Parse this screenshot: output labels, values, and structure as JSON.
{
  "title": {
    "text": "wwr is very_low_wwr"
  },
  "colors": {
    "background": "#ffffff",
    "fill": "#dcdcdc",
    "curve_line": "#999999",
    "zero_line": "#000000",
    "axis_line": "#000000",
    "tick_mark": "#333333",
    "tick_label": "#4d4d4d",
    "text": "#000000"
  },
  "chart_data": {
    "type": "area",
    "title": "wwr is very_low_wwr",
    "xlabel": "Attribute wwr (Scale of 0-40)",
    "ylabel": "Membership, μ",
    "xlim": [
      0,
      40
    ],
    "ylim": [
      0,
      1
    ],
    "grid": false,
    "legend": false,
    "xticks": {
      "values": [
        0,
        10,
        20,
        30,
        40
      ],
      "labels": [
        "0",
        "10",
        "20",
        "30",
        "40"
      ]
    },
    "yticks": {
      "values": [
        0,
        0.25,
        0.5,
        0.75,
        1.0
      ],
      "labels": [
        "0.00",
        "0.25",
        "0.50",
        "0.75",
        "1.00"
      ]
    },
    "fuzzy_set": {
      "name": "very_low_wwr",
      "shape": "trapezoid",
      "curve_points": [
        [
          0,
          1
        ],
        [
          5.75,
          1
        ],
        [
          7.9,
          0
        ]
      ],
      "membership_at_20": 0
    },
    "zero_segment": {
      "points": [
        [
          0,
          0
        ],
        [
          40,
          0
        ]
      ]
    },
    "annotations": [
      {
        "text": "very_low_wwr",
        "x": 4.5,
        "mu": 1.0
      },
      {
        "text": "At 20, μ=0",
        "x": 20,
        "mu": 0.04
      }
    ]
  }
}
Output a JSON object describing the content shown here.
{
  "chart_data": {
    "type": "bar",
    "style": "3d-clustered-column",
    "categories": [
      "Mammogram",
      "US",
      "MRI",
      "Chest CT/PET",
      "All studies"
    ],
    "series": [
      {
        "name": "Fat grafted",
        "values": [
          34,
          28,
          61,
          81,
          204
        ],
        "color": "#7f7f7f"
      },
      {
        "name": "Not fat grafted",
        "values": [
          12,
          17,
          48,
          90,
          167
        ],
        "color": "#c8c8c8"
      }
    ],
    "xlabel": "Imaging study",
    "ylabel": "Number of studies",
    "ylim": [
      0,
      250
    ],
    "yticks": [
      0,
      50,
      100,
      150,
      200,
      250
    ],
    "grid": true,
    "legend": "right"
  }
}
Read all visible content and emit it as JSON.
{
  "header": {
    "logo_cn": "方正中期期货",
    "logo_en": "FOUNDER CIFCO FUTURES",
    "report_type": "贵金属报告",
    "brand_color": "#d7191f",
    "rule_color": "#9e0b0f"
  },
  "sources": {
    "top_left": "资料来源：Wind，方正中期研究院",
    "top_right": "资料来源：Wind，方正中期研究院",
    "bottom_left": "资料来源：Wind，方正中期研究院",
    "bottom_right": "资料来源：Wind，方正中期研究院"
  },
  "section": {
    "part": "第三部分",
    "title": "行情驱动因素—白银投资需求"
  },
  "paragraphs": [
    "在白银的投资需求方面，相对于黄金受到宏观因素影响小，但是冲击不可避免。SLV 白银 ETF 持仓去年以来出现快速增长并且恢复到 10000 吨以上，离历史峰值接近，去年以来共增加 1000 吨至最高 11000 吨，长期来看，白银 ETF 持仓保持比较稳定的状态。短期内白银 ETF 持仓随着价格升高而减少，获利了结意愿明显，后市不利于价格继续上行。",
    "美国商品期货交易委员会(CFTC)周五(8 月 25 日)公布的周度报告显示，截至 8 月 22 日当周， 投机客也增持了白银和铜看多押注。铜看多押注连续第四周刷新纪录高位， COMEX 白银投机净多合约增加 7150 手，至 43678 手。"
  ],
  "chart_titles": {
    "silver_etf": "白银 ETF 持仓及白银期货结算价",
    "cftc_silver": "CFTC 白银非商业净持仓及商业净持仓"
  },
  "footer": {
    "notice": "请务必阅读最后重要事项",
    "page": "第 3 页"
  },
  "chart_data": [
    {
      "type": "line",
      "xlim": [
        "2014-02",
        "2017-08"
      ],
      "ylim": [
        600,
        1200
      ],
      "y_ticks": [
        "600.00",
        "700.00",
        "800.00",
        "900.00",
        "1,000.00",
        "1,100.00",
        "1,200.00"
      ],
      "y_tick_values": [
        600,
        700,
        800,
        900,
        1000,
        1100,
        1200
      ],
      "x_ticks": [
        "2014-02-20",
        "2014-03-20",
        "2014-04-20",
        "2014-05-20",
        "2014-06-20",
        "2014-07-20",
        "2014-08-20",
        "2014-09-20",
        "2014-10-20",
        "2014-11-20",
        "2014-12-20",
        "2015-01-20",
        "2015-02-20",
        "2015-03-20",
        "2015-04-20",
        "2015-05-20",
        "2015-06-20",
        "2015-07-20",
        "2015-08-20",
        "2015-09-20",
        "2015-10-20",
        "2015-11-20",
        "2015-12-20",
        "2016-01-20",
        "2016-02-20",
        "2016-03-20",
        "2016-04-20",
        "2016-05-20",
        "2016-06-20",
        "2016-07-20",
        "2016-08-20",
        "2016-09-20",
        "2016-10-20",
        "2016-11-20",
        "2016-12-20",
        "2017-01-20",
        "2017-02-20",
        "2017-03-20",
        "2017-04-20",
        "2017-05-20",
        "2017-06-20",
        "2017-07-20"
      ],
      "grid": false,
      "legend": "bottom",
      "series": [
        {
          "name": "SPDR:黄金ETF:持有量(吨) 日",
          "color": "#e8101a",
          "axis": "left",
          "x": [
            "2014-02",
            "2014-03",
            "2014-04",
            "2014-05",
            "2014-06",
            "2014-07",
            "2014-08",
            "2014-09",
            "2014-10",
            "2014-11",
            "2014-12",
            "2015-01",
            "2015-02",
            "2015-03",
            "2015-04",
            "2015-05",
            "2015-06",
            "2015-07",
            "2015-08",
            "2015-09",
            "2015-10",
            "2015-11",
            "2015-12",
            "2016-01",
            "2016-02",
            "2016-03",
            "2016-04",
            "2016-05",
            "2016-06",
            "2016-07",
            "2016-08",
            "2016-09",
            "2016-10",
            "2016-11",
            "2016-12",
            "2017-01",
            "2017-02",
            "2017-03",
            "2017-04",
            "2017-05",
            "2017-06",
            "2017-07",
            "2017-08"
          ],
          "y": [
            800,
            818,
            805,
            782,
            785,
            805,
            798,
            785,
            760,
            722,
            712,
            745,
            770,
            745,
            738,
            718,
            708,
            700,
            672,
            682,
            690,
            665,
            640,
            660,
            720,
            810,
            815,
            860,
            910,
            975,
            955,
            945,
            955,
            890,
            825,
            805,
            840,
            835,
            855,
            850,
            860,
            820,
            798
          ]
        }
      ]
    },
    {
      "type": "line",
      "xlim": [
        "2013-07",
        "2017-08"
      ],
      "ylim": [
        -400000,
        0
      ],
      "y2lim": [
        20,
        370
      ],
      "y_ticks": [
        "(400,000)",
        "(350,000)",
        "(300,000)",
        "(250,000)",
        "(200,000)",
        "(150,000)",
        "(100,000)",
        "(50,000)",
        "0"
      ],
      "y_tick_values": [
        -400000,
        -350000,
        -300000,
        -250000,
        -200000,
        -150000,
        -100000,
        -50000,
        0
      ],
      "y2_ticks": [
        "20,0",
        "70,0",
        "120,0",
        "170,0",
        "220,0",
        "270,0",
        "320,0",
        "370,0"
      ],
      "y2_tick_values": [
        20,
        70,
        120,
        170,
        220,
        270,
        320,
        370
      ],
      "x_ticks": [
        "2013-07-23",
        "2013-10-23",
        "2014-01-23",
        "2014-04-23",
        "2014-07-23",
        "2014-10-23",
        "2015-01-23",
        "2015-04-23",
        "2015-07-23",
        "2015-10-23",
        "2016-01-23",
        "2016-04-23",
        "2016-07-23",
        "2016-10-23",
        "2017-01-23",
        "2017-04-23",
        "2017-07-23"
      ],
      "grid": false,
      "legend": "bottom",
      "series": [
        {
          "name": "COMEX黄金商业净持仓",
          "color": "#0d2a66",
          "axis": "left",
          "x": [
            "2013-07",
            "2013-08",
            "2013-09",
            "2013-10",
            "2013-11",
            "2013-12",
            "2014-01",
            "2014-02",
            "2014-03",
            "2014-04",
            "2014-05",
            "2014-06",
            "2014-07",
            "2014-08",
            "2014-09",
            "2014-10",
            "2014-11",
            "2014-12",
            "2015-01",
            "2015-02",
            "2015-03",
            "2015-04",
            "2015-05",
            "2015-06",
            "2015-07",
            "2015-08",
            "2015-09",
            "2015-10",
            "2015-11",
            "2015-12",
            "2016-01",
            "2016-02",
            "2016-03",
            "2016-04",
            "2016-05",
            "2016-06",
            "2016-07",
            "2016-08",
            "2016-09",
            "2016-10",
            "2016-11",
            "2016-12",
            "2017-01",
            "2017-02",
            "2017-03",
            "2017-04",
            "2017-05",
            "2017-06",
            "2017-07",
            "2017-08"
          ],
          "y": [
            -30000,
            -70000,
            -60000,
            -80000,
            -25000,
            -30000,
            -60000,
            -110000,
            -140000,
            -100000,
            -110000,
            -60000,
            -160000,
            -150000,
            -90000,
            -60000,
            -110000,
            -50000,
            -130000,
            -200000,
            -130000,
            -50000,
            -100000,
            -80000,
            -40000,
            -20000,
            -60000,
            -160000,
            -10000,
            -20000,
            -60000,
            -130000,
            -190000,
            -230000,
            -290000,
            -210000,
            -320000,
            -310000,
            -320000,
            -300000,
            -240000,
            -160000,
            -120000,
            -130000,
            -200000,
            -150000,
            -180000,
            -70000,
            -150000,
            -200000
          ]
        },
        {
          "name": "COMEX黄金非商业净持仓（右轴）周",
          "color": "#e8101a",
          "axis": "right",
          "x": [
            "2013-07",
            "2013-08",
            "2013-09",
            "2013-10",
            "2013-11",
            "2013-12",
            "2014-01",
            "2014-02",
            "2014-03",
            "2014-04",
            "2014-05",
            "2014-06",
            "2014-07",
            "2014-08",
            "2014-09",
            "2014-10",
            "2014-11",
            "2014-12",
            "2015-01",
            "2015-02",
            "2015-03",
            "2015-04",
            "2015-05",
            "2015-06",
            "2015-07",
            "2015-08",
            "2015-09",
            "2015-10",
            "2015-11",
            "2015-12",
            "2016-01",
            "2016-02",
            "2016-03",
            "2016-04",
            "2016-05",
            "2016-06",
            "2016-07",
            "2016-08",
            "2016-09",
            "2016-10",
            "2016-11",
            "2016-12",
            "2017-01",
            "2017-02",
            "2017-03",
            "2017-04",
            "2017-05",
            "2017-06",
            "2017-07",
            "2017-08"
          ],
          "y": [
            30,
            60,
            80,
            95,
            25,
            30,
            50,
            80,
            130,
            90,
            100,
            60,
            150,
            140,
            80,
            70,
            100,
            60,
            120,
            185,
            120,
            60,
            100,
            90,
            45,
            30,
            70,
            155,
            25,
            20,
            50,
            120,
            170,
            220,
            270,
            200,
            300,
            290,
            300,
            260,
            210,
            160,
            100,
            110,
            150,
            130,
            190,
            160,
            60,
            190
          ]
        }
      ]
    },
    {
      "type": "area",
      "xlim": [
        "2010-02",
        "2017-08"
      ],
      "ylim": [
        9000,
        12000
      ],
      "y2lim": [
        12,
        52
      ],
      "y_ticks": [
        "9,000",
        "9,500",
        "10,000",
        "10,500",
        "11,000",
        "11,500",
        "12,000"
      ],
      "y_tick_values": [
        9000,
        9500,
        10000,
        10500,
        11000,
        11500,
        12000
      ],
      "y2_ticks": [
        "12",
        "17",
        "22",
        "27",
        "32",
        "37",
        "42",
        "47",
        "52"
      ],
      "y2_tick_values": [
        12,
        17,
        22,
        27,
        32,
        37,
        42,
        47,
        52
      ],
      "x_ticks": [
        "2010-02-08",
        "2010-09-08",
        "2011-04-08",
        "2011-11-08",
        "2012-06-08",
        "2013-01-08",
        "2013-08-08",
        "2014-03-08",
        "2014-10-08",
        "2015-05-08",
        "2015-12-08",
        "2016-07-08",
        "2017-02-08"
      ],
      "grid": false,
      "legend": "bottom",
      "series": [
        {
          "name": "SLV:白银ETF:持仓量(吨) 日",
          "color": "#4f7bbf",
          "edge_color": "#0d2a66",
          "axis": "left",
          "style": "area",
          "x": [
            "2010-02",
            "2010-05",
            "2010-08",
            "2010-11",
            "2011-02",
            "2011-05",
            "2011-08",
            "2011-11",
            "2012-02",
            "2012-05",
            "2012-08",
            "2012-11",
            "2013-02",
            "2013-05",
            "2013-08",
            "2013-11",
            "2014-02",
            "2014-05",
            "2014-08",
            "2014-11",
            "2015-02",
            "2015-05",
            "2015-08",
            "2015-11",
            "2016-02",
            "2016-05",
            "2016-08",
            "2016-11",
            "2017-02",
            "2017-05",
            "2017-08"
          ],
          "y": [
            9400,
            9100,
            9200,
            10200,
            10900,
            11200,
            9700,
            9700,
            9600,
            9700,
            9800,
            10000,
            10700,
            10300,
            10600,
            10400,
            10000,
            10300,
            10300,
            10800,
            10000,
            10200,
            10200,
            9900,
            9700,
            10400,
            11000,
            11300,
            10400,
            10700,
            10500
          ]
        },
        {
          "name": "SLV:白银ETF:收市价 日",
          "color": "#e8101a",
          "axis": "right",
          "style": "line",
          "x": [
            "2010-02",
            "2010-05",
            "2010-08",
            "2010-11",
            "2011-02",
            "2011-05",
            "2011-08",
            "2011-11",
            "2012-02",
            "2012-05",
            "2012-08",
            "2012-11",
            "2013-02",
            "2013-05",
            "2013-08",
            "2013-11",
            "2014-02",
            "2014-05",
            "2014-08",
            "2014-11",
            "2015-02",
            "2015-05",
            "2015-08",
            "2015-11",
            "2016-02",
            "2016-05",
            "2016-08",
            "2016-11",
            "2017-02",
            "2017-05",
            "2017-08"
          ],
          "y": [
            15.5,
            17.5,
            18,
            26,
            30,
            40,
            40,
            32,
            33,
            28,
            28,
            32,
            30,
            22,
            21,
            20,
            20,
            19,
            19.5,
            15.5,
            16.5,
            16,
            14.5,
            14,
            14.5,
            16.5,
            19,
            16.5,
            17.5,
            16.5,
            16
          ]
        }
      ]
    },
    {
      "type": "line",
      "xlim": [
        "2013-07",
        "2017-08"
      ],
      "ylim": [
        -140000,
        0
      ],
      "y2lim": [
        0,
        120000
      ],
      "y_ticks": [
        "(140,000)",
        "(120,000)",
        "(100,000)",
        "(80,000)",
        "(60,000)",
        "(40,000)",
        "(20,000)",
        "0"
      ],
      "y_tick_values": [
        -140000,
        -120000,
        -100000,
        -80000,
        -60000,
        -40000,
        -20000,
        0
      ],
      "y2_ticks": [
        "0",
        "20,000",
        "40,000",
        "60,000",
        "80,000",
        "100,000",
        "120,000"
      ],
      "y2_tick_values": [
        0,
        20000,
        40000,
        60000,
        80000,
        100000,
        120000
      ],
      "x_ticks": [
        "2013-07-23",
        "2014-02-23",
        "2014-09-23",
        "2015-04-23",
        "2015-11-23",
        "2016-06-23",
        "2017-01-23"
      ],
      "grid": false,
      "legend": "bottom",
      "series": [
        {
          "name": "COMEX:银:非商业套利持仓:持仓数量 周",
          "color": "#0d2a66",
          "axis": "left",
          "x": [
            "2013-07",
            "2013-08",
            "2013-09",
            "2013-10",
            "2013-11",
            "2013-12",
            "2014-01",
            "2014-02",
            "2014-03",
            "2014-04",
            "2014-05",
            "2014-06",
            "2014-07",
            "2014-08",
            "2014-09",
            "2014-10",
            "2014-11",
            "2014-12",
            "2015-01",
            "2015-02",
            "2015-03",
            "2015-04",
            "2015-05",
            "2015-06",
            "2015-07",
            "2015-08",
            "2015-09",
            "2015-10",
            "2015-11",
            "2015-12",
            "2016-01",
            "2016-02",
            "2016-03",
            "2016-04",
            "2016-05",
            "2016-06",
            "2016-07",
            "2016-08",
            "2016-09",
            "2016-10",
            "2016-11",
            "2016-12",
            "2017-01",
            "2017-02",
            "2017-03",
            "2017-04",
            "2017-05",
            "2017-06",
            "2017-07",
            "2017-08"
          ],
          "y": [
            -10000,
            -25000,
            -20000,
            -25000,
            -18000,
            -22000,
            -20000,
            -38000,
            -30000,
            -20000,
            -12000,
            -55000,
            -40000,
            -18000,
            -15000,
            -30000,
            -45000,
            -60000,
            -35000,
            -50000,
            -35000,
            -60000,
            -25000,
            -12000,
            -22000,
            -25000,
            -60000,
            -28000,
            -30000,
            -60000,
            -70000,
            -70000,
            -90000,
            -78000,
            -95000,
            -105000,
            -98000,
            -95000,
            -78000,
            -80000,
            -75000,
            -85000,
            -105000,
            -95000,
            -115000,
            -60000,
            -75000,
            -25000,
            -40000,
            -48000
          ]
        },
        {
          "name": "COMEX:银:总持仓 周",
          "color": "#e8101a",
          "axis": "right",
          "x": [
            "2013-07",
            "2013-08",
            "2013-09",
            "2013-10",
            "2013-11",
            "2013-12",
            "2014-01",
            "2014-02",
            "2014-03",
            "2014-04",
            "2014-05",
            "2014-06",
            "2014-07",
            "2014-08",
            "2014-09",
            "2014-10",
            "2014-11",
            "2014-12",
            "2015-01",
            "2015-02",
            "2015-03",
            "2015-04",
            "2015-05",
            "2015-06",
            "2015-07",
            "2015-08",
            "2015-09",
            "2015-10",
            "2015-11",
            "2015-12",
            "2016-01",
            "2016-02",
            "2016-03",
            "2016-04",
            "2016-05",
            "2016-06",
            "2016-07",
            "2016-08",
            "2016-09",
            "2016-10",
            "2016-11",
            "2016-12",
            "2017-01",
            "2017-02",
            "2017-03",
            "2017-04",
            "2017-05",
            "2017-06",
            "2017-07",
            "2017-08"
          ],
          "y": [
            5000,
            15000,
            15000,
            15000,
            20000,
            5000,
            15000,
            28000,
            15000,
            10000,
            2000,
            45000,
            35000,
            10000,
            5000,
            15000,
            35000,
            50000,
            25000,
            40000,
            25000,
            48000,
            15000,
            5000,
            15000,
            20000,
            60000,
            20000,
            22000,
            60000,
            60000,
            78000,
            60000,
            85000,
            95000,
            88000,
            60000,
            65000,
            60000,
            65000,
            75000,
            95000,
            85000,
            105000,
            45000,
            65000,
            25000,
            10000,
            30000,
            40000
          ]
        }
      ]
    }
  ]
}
========================================
*Job*: Extract every line that has the string "style" in it.

*Response to the task*:
    "style": "3d-clustered-column",
          "style": "area",
          "style": "line",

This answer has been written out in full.